• Sonuç bulunamadı

Milyarlarca kişinin ilgisini kendinde toplayan futbolun basit ve masumane yüzü küreselleşme ile birlikte hızla yok olmaya başlamıştır. Futbol artık sadece bir spor dalı olarak değerlendirilmemektedir. Bugünün futbolu olimpik ruhundan uzaklaşmış kapitalist sistemin iş kollarından biri haline gelmiştir. Bu ticari gelişme aynı zamanda; futbolun pazar için yeniden üretimini sağlayan bir sürecin kaçınılmaz bir sonucudur. Futbol, bu değişimler karşısında, nitelik ve içerik olarak ciddi bir evrimsel süreç geçirmiş; alınıp satılan bir meta haline gelmiştir. Bu metanın dünya genelindeki cirosu ise yaklaşık 500 milyar dolara yaklaşmaktadır. Futbolun sportiflikten endüstriyelliğe geçiş sürecinde, spor kulüpleri artık sıradan bir spor kulübü olarak kalmamış bu değişimin en görünür yerleri olarak cisimleşmişlerdir (Akşar, 2005:339).

Seyircilerin ücret ödeyerek seyretmek durumunda olduğu ve oyuncuların oynamak için paralar talep ettiği bütün sporlar birer ekonomik sektördür. Buna dahil olan modern futbolda

son yıllarda uygun olan her durumda bir kâr maksimizasyonu aramak ve gelir giderleri buna göre ayarlamak için modern işletmecilik tekniklerinin uygulandığı kapitalist bir sektör haline gelmiştir (Akşar ve Merih, 2006:115). Bu işletmelerin başında bulunan spor kulüpleri artık şirket mantığıyla çalışarak rekabet etmenin olanaklı olacağının farkına vardıklarından dolayı kulüplerin adının yanında Anonim Şirket (A.Ş) ibaresi bulundurmaya başlamışlardır. Avrupa’daki takımlarının çoğunluğu şirketleşmiş bir yapıya sahipken Türkiye’de bu sayı her geçen gün artmaktadır (Kılıç, 2004:18-19). Günümüzün kulüpleri için geçerli olan şey ulusal pazarın doyuramadığı bir finansal açlığı karşılamak amacıyla örgütlenmenleri ve çokuluslu şirketleri örnek alarak küresel ölçekte gelişme stratejileri tasarlamaları ve bunları hayata geçirmeleri olmuştur. Kulüpler en prestijli kulüp olabilmek için kendi ülkesindeki sınırları aşarak tüm dünyada büyümeye ve uluslarararası alanda egemen olmaya çalışmaktadır (Boniface, 2007:29).

_ _ _ _ _ _ _

Yönerge A:
Futbolun ticarileşmesini anlatan metne göre şu soruları yanıtlayın:
(i) Futbolun dünya genelindeki cirosu ne kadara yaklaşmaktadır?
(ii) Spor kulüpleri adlarının yanında hangi ibareyi bulundurmaya başlamıştır?
(iii) Kulüpler küresel ölçekte gelişme stratejileri tasarlarken neyi örnek almaktadır?
Metin ile kayıtlar birbirinden farklı kaynaklardan alınmıştır.

_ _ _ _ _ _ _

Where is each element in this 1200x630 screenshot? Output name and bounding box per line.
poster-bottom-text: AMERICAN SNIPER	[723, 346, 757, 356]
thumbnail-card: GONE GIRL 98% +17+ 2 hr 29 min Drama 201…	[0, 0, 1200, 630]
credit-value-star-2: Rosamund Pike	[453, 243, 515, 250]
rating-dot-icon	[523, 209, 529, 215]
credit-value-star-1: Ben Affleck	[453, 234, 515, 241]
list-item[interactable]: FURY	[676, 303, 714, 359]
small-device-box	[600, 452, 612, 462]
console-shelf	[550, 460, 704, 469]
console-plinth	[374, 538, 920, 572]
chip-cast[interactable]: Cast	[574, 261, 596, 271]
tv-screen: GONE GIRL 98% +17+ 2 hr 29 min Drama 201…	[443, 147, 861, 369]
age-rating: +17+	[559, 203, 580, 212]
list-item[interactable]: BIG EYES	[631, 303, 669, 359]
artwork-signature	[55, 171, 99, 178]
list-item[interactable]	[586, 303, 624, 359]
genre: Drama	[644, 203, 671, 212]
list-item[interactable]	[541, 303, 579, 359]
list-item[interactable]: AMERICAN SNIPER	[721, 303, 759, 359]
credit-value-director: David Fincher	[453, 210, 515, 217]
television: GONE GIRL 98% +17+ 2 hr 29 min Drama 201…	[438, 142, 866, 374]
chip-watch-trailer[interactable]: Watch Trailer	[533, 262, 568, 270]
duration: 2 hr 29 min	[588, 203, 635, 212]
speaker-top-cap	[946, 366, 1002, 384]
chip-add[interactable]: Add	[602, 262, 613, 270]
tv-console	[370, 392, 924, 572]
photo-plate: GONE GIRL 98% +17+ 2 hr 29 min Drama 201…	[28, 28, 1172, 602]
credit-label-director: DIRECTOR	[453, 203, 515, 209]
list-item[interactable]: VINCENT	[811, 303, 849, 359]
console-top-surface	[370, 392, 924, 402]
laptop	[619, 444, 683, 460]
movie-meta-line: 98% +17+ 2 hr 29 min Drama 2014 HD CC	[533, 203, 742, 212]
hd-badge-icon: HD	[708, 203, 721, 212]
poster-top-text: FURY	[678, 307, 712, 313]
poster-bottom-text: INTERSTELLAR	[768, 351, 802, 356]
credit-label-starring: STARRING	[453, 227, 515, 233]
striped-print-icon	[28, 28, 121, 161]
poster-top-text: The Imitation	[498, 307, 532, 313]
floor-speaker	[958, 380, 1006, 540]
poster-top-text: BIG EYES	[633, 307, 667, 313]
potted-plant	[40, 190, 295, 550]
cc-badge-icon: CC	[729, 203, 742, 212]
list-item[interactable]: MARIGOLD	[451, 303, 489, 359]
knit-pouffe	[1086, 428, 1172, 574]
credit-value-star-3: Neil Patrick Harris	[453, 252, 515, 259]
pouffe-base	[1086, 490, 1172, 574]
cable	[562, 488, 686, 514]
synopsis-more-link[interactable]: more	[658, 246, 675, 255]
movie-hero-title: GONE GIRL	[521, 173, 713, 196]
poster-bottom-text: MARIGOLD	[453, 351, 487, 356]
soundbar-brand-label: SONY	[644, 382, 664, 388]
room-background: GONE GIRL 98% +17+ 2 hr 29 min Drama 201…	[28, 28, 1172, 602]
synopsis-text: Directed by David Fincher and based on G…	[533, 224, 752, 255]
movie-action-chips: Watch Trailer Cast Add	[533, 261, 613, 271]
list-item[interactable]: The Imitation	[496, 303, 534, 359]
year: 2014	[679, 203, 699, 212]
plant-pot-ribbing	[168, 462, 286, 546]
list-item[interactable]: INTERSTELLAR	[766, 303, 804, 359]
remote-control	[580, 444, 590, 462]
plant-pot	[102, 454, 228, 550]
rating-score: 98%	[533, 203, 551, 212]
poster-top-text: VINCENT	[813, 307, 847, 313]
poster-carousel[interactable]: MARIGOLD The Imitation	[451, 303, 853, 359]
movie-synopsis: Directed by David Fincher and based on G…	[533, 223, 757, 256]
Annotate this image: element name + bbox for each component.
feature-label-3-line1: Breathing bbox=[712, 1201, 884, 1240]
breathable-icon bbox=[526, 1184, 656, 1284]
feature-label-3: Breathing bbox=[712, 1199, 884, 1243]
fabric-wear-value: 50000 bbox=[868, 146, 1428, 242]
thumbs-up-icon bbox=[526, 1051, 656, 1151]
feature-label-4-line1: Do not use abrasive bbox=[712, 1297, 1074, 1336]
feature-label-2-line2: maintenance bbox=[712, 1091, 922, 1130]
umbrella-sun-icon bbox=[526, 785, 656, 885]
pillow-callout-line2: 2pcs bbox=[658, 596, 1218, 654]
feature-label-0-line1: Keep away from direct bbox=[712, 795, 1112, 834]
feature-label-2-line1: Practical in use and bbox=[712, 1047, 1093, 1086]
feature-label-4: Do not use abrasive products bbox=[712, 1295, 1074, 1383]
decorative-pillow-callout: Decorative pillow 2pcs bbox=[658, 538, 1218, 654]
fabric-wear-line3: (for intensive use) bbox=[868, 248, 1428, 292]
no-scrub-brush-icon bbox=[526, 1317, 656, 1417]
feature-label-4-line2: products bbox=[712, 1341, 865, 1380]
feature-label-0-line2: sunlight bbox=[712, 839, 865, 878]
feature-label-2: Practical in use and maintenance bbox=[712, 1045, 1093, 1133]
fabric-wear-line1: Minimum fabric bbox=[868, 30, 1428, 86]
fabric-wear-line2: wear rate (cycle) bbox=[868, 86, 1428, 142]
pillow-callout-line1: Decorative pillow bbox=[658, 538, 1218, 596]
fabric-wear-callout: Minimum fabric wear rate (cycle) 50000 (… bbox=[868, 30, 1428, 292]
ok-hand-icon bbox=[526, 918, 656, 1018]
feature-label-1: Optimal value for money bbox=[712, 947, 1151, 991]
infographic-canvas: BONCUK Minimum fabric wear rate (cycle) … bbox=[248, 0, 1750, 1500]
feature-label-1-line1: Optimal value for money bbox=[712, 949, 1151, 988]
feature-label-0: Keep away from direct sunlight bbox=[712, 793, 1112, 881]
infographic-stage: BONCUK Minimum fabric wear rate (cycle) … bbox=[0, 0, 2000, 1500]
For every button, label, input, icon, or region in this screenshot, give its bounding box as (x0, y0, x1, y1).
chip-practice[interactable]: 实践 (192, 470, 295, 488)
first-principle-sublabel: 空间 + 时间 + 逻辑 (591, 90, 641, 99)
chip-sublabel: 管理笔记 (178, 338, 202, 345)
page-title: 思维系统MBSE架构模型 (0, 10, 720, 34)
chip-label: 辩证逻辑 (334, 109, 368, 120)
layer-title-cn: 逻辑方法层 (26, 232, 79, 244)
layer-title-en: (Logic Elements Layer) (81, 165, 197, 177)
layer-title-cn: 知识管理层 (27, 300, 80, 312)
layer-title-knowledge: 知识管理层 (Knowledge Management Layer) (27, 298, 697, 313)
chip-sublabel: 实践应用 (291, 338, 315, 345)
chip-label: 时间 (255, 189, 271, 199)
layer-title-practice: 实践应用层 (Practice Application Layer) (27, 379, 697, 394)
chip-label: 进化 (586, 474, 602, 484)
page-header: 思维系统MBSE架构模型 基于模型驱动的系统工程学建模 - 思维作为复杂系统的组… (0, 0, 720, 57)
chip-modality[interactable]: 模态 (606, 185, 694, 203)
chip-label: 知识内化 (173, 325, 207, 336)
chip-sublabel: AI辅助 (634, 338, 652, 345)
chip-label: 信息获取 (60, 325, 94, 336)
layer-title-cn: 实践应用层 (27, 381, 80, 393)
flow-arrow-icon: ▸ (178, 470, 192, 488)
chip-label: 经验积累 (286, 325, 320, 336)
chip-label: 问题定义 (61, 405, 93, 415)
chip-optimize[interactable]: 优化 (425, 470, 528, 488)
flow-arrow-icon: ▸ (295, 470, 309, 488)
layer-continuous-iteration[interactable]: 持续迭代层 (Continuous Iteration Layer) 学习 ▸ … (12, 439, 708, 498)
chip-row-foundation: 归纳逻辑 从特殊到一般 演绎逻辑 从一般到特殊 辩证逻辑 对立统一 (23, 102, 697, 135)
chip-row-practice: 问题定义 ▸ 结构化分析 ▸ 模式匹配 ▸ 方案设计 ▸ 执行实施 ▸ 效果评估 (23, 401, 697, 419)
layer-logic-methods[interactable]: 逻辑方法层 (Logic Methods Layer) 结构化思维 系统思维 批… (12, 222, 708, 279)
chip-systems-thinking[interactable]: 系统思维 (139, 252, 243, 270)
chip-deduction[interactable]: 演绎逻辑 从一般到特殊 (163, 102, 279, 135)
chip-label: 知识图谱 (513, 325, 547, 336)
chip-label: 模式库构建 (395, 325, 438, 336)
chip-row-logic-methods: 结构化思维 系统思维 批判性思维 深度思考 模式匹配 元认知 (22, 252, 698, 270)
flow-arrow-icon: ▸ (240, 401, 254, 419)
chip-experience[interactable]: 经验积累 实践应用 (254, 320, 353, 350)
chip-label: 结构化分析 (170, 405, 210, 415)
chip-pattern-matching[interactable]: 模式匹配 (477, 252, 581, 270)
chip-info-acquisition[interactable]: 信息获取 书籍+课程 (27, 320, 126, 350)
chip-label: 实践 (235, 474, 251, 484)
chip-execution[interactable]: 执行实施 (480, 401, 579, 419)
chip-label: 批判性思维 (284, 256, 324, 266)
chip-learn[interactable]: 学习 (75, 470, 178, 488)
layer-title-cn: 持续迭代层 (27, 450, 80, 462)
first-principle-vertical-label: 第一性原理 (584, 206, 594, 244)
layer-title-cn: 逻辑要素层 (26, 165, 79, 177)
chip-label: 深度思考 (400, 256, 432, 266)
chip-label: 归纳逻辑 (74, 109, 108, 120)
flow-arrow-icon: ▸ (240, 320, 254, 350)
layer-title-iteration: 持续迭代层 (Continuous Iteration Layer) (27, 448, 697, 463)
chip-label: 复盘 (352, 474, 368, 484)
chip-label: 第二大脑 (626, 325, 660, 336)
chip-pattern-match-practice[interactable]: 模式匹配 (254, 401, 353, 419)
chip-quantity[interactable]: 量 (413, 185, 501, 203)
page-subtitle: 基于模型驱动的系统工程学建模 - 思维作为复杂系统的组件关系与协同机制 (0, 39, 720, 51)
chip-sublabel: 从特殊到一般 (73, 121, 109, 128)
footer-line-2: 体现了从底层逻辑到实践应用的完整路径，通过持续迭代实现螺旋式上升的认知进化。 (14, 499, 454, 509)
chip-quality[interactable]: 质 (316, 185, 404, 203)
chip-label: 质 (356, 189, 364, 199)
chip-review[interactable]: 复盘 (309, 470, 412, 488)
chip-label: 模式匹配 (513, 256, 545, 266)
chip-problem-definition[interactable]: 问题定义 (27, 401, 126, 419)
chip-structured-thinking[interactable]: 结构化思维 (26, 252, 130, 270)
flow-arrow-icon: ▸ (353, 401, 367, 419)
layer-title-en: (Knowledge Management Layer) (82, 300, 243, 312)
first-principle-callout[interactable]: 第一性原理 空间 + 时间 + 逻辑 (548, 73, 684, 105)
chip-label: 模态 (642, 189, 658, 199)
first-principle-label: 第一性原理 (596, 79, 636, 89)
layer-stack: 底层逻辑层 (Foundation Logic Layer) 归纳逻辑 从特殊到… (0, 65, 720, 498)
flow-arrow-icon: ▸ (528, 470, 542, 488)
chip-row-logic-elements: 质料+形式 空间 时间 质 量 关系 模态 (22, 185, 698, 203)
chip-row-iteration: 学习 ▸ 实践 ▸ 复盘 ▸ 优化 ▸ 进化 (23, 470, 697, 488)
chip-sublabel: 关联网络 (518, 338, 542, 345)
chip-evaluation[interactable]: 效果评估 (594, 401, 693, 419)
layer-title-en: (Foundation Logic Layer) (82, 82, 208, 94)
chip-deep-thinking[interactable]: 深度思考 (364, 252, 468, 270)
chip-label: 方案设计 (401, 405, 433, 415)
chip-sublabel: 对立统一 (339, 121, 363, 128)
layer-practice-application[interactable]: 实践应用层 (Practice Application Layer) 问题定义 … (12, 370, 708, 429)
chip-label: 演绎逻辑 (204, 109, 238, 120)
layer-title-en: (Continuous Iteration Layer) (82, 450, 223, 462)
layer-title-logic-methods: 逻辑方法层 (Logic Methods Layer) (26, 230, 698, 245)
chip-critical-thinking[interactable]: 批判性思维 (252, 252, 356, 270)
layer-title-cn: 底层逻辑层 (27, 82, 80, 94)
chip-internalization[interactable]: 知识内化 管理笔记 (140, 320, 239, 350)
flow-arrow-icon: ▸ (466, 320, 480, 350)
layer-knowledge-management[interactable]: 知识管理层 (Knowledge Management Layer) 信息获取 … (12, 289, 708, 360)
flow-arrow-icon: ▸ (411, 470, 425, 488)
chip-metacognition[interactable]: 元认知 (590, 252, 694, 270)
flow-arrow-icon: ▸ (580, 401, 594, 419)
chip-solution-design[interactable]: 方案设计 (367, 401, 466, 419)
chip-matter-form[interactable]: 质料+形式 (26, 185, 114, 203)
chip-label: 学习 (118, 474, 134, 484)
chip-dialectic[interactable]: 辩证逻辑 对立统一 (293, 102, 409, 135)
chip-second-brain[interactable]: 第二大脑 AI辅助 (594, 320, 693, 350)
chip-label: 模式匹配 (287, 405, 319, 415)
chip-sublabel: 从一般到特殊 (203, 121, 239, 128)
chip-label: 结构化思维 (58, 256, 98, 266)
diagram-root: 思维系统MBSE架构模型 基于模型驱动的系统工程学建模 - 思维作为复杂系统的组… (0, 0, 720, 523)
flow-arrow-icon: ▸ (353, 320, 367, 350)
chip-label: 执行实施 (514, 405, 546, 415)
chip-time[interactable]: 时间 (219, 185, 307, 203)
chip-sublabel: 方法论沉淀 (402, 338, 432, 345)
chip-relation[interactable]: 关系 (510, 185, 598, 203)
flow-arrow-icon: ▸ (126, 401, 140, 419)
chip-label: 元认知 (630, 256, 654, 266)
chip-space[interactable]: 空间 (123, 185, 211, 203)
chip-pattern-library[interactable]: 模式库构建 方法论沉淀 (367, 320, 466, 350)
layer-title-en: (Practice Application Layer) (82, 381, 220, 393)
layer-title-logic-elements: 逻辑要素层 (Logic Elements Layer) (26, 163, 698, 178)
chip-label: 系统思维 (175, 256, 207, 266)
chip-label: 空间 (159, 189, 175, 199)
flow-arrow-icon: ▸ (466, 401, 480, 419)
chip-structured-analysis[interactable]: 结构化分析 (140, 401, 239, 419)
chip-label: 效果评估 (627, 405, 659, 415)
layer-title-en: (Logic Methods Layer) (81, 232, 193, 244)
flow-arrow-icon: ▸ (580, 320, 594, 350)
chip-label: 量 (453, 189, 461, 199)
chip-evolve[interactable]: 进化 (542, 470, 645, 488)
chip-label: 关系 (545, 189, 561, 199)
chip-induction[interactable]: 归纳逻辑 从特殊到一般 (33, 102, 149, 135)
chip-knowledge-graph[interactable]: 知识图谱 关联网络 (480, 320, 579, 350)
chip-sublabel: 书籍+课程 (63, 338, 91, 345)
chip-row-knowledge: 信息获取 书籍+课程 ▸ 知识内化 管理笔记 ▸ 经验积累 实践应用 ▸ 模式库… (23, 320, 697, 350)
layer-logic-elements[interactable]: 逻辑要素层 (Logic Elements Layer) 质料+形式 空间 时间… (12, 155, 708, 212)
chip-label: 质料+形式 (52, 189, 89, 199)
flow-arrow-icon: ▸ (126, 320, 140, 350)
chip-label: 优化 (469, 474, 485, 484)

_ _ _ _ _ _ _

Yönerge B:
Kayıtların ilk satırından başlayıp "538, 920, 572]" ifadesini içeren satıra kadar, bu satır da dahil olmak üzere, tüm satırları birebir yeniden yazın.

Yazılı yanıt A:
(i) Yaklaşık 500 milyar dolara.
(ii) Anonim Şirket (A.Ş) ibaresini.
(iii) Çokuluslu şirketleri.

Yazılı yanıt B:
Where is each element in this 1200x630 screenshot? Output name and bounding box per line.
poster-bottom-text: AMERICAN SNIPER	[723, 346, 757, 356]
thumbnail-card: GONE GIRL 98% +17+ 2 hr 29 min Drama 201…	[0, 0, 1200, 630]
credit-value-star-2: Rosamund Pike	[453, 243, 515, 250]
rating-dot-icon	[523, 209, 529, 215]
credit-value-star-1: Ben Affleck	[453, 234, 515, 241]
list-item[interactable]: FURY	[676, 303, 714, 359]
small-device-box	[600, 452, 612, 462]
console-shelf	[550, 460, 704, 469]
console-plinth	[374, 538, 920, 572]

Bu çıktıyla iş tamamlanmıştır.